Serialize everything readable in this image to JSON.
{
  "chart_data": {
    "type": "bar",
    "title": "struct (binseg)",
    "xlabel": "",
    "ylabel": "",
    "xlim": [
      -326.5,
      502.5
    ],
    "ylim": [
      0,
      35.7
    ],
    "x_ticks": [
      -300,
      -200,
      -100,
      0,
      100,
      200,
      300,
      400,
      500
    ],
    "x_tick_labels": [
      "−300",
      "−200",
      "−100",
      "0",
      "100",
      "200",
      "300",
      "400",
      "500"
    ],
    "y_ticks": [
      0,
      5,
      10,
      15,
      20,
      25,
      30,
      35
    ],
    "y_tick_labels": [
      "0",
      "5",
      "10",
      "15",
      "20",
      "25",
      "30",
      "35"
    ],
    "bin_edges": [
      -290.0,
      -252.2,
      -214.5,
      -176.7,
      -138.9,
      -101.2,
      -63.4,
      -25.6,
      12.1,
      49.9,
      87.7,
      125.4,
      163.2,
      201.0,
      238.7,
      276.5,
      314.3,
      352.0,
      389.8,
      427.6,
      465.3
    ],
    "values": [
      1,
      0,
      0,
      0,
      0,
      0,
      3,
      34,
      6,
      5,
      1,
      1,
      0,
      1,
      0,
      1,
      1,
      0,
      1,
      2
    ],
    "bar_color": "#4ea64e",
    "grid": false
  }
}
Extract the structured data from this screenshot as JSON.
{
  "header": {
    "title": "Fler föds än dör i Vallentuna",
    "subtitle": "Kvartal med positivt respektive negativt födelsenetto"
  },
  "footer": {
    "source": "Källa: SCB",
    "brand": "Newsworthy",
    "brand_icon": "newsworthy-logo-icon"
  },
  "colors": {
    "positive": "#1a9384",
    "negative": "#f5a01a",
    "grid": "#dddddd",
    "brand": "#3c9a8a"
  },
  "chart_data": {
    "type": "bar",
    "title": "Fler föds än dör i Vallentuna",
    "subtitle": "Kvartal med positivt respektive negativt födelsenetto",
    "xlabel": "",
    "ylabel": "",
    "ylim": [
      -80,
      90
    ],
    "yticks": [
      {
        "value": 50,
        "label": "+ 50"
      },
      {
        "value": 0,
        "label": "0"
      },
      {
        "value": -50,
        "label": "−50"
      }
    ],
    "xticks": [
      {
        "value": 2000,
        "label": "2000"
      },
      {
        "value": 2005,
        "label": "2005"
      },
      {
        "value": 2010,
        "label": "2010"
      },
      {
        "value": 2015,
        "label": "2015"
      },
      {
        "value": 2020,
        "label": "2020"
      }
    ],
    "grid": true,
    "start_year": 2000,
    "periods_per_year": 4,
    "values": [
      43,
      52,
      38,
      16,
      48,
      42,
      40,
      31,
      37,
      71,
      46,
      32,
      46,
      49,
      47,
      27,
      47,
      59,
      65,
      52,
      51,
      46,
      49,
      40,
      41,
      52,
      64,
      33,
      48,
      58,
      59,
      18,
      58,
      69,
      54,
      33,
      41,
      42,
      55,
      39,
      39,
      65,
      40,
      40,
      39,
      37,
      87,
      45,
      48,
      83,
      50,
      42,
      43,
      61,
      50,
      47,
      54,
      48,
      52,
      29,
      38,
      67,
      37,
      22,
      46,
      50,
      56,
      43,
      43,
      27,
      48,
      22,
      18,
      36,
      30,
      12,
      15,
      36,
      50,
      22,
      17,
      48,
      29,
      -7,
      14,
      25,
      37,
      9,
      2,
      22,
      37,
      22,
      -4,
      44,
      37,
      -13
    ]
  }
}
────────
WHAT TO WORK ON: Pull every line containing "subtitle" from the data.

ANSWER TO THIS TASK:
    "subtitle": "Kvartal med positivt respektive negativt födelsenetto"
    "subtitle": "Kvartal med positivt respektive negativt födelsenetto",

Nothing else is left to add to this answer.